__Work required__. Return, word for word, every line that follows.

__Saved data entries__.
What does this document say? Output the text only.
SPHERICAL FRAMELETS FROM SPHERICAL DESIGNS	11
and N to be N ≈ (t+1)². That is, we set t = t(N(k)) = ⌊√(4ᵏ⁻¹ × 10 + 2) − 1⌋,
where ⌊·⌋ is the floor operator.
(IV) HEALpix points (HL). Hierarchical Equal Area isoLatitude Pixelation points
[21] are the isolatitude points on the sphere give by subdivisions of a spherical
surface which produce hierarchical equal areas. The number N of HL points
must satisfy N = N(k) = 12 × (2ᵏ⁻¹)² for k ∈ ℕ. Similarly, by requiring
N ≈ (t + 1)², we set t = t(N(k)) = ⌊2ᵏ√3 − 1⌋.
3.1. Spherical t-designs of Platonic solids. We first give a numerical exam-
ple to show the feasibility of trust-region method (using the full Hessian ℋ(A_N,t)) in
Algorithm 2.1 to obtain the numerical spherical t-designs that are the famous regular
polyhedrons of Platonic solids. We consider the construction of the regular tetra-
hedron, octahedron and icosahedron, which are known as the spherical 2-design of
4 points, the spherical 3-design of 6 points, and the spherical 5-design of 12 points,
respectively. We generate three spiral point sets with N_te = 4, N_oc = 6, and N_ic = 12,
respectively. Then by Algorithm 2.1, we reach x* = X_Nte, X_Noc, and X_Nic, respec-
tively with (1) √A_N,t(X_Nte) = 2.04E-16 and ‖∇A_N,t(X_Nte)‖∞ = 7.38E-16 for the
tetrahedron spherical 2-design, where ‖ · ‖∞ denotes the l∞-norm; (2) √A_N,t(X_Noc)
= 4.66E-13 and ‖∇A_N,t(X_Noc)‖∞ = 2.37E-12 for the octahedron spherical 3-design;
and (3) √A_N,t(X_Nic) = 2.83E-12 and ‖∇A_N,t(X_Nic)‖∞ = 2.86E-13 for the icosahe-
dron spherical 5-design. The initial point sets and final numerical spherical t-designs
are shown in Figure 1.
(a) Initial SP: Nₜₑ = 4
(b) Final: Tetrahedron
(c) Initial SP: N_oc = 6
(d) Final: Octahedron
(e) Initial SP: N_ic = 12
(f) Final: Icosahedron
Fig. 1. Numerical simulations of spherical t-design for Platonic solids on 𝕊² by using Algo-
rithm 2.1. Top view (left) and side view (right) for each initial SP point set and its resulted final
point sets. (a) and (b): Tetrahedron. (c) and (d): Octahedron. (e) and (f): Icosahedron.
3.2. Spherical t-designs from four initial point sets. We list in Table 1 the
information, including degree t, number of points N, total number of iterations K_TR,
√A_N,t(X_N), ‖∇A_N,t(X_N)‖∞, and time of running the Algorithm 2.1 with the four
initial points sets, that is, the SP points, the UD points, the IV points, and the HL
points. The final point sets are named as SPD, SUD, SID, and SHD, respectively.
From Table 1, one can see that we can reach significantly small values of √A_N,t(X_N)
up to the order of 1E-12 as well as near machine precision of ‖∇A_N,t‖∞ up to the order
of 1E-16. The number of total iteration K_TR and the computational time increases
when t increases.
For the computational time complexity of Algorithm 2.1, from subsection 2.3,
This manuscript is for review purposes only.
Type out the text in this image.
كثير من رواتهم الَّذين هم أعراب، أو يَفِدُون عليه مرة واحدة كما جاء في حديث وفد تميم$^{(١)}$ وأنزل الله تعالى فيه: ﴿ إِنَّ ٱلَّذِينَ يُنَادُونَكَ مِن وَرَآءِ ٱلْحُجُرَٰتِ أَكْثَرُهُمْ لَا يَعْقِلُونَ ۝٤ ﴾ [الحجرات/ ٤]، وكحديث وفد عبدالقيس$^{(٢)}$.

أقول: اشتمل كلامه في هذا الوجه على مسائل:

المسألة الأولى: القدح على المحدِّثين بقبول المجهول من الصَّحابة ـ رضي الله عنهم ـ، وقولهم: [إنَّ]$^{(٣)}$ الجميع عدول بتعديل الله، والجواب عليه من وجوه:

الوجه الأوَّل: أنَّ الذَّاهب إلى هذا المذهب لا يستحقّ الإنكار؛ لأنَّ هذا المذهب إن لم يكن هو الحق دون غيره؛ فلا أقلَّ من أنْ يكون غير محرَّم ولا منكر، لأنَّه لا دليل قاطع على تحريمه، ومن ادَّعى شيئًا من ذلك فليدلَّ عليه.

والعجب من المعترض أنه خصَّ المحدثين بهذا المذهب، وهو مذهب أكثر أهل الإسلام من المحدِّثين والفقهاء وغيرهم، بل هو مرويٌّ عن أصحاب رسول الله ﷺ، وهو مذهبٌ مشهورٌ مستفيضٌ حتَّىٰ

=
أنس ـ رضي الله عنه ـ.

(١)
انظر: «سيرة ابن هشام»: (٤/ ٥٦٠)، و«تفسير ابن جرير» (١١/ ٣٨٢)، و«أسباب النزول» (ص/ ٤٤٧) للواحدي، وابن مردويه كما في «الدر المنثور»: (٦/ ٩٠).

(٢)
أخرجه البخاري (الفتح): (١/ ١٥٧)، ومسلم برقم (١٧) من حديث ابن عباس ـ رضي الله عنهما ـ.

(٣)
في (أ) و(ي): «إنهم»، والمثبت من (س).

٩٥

__Answer below__.
What does this document say? Output the text only.
SPHERICAL FRAMELETS FROM SPHERICAL DESIGNS	11
and N to be N ≈ (t+1)². That is, we set t = t(N(k)) = ⌊√(4ᵏ⁻¹ × 10 + 2) − 1⌋,
where ⌊·⌋ is the floor operator.
(IV) HEALpix points (HL). Hierarchical Equal Area isoLatitude Pixelation points
[21] are the isolatitude points on the sphere give by subdivisions of a spherical
surface which produce hierarchical equal areas. The number N of HL points
must satisfy N = N(k) = 12 × (2ᵏ⁻¹)² for k ∈ ℕ. Similarly, by requiring
N ≈ (t + 1)², we set t = t(N(k)) = ⌊2ᵏ√3 − 1⌋.
3.1. Spherical t-designs of Platonic solids. We first give a numerical exam-
ple to show the feasibility of trust-region method (using the full Hessian ℋ(A_N,t)) in
Algorithm 2.1 to obtain the numerical spherical t-designs that are the famous regular
polyhedrons of Platonic solids. We consider the construction of the regular tetra-
hedron, octahedron and icosahedron, which are known as the spherical 2-design of
4 points, the spherical 3-design of 6 points, and the spherical 5-design of 12 points,
respectively. We generate three spiral point sets with N_te = 4, N_oc = 6, and N_ic = 12,
respectively. Then by Algorithm 2.1, we reach x* = X_Nte, X_Noc, and X_Nic, respec-
tively with (1) √A_N,t(X_Nte) = 2.04E-16 and ‖∇A_N,t(X_Nte)‖∞ = 7.38E-16 for the
tetrahedron spherical 2-design, where ‖ · ‖∞ denotes the l∞-norm; (2) √A_N,t(X_Noc)
= 4.66E-13 and ‖∇A_N,t(X_Noc)‖∞ = 2.37E-12 for the octahedron spherical 3-design;
and (3) √A_N,t(X_Nic) = 2.83E-12 and ‖∇A_N,t(X_Nic)‖∞ = 2.86E-13 for the icosahe-
dron spherical 5-design. The initial point sets and final numerical spherical t-designs
are shown in Figure 1.
(a) Initial SP: Nₜₑ = 4
(b) Final: Tetrahedron
(c) Initial SP: N_oc = 6
(d) Final: Octahedron
(e) Initial SP: N_ic = 12
(f) Final: Icosahedron
Fig. 1. Numerical simulations of spherical t-design for Platonic solids on 𝕊² by using Algo-
rithm 2.1. Top view (left) and side view (right) for each initial SP point set and its resulted final
point sets. (a) and (b): Tetrahedron. (c) and (d): Octahedron. (e) and (f): Icosahedron.
3.2. Spherical t-designs from four initial point sets. We list in Table 1 the
information, including degree t, number of points N, total number of iterations K_TR,
√A_N,t(X_N), ‖∇A_N,t(X_N)‖∞, and time of running the Algorithm 2.1 with the four
initial points sets, that is, the SP points, the UD points, the IV points, and the HL
points. The final point sets are named as SPD, SUD, SID, and SHD, respectively.
From Table 1, one can see that we can reach significantly small values of √A_N,t(X_N)
up to the order of 1E-12 as well as near machine precision of ‖∇A_N,t‖∞ up to the order
of 1E-16. The number of total iteration K_TR and the computational time increases
when t increases.
For the computational time complexity of Algorithm 2.1, from subsection 2.3,
This manuscript is for review purposes only.
Type out the text in this image.
كثير من رواتهم الَّذين هم أعراب، أو يَفِدُون عليه مرة واحدة كما جاء في حديث وفد تميم$^{(١)}$ وأنزل الله تعالى فيه: ﴿ إِنَّ ٱلَّذِينَ يُنَادُونَكَ مِن وَرَآءِ ٱلْحُجُرَٰتِ أَكْثَرُهُمْ لَا يَعْقِلُونَ ۝٤ ﴾ [الحجرات/ ٤]، وكحديث وفد عبدالقيس$^{(٢)}$.

أقول: اشتمل كلامه في هذا الوجه على مسائل:

المسألة الأولى: القدح على المحدِّثين بقبول المجهول من الصَّحابة ـ رضي الله عنهم ـ، وقولهم: [إنَّ]$^{(٣)}$ الجميع عدول بتعديل الله، والجواب عليه من وجوه:

الوجه الأوَّل: أنَّ الذَّاهب إلى هذا المذهب لا يستحقّ الإنكار؛ لأنَّ هذا المذهب إن لم يكن هو الحق دون غيره؛ فلا أقلَّ من أنْ يكون غير محرَّم ولا منكر، لأنَّه لا دليل قاطع على تحريمه، ومن ادَّعى شيئًا من ذلك فليدلَّ عليه.

والعجب من المعترض أنه خصَّ المحدثين بهذا المذهب، وهو مذهب أكثر أهل الإسلام من المحدِّثين والفقهاء وغيرهم، بل هو مرويٌّ عن أصحاب رسول الله ﷺ، وهو مذهبٌ مشهورٌ مستفيضٌ حتَّىٰ

=
أنس ـ رضي الله عنه ـ.

(١)
انظر: «سيرة ابن هشام»: (٤/ ٥٦٠)، و«تفسير ابن جرير» (١١/ ٣٨٢)، و«أسباب النزول» (ص/ ٤٤٧) للواحدي، وابن مردويه كما في «الدر المنثور»: (٦/ ٩٠).

(٢)
أخرجه البخاري (الفتح): (١/ ١٥٧)، ومسلم برقم (١٧) من حديث ابن عباس ـ رضي الله عنهما ـ.

(٣)
في (أ) و(ي): «إنهم»، والمثبت من (س).

٩٥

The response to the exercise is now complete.